**What you should do:**
Copy the data that follows, character for character, minus the pictures.

◇ ◇ ◇ ◇ ◇ ◇ ◇

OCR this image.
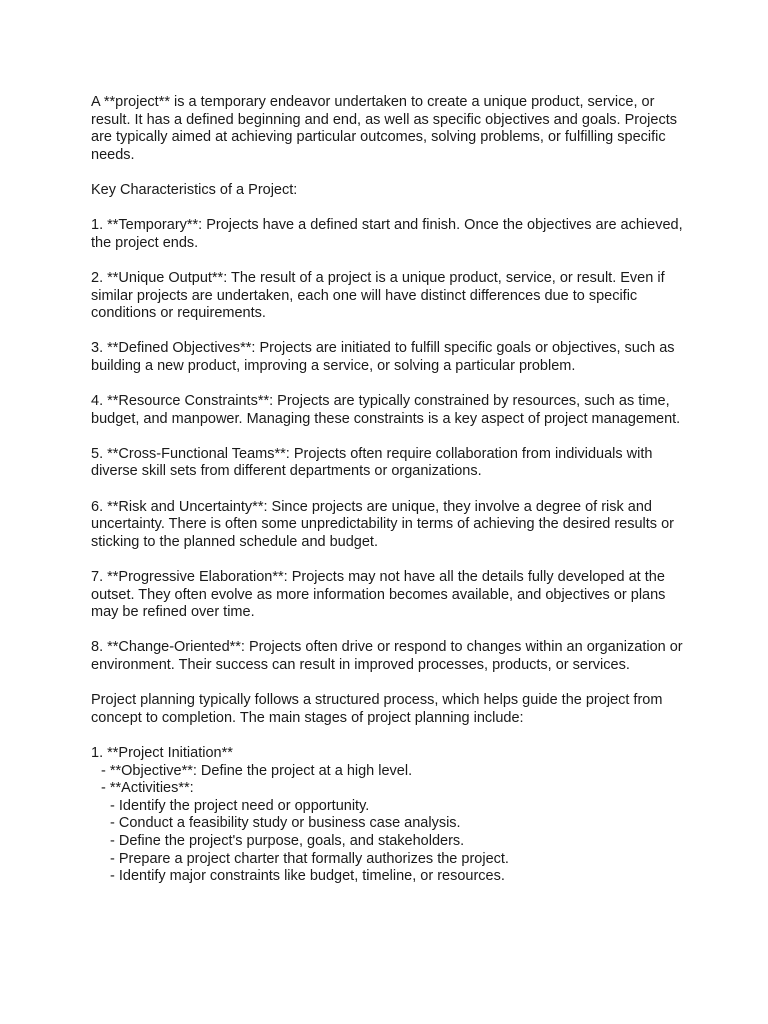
A **project** is a temporary endeavor undertaken to create a unique product, service, or result. It has a defined beginning and end, as well as specific objectives and goals. Projects are typically aimed at achieving particular outcomes, solving problems, or fulfilling specific needs.

Key Characteristics of a Project:

1. **Temporary**: Projects have a defined start and finish. Once the objectives are achieved, the project ends.

2. **Unique Output**: The result of a project is a unique product, service, or result. Even if similar projects are undertaken, each one will have distinct differences due to specific conditions or requirements.

3. **Defined Objectives**: Projects are initiated to fulfill specific goals or objectives, such as building a new product, improving a service, or solving a particular problem.

4. **Resource Constraints**: Projects are typically constrained by resources, such as time, budget, and manpower. Managing these constraints is a key aspect of project management.

5. **Cross-Functional Teams**: Projects often require collaboration from individuals with diverse skill sets from different departments or organizations.

6. **Risk and Uncertainty**: Since projects are unique, they involve a degree of risk and uncertainty. There is often some unpredictability in terms of achieving the desired results or sticking to the planned schedule and budget.

7. **Progressive Elaboration**: Projects may not have all the details fully developed at the outset. They often evolve as more information becomes available, and objectives or plans may be refined over time.

8. **Change-Oriented**: Projects often drive or respond to changes within an organization or environment. Their success can result in improved processes, products, or services.

Project planning typically follows a structured process, which helps guide the project from concept to completion. The main stages of project planning include:

1. **Project Initiation**
- **Objective**: Define the project at a high level.
- **Activities**:
- Identify the project need or opportunity.
- Conduct a feasibility study or business case analysis.
- Define the project's purpose, goals, and stakeholders.
- Prepare a project charter that formally authorizes the project.
- Identify major constraints like budget, timeline, or resources.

◇ ◇ ◇ ◇ ◇ ◇ ◇

**Written solution:**
OCR this image.
A **project** is a temporary endeavor undertaken to create a unique product, service, or result. It has a defined beginning and end, as well as specific objectives and goals. Projects are typically aimed at achieving particular outcomes, solving problems, or fulfilling specific needs.

Key Characteristics of a Project:

1. **Temporary**: Projects have a defined start and finish. Once the objectives are achieved, the project ends.

2. **Unique Output**: The result of a project is a unique product, service, or result. Even if similar projects are undertaken, each one will have distinct differences due to specific conditions or requirements.

3. **Defined Objectives**: Projects are initiated to fulfill specific goals or objectives, such as building a new product, improving a service, or solving a particular problem.

4. **Resource Constraints**: Projects are typically constrained by resources, such as time, budget, and manpower. Managing these constraints is a key aspect of project management.

5. **Cross-Functional Teams**: Projects often require collaboration from individuals with diverse skill sets from different departments or organizations.

6. **Risk and Uncertainty**: Since projects are unique, they involve a degree of risk and uncertainty. There is often some unpredictability in terms of achieving the desired results or sticking to the planned schedule and budget.

7. **Progressive Elaboration**: Projects may not have all the details fully developed at the outset. They often evolve as more information becomes available, and objectives or plans may be refined over time.

8. **Change-Oriented**: Projects often drive or respond to changes within an organization or environment. Their success can result in improved processes, products, or services.

Project planning typically follows a structured process, which helps guide the project from concept to completion. The main stages of project planning include:

1. **Project Initiation**
- **Objective**: Define the project at a high level.
- **Activities**:
- Identify the project need or opportunity.
- Conduct a feasibility study or business case analysis.
- Define the project's purpose, goals, and stakeholders.
- Prepare a project charter that formally authorizes the project.
- Identify major constraints like budget, timeline, or resources.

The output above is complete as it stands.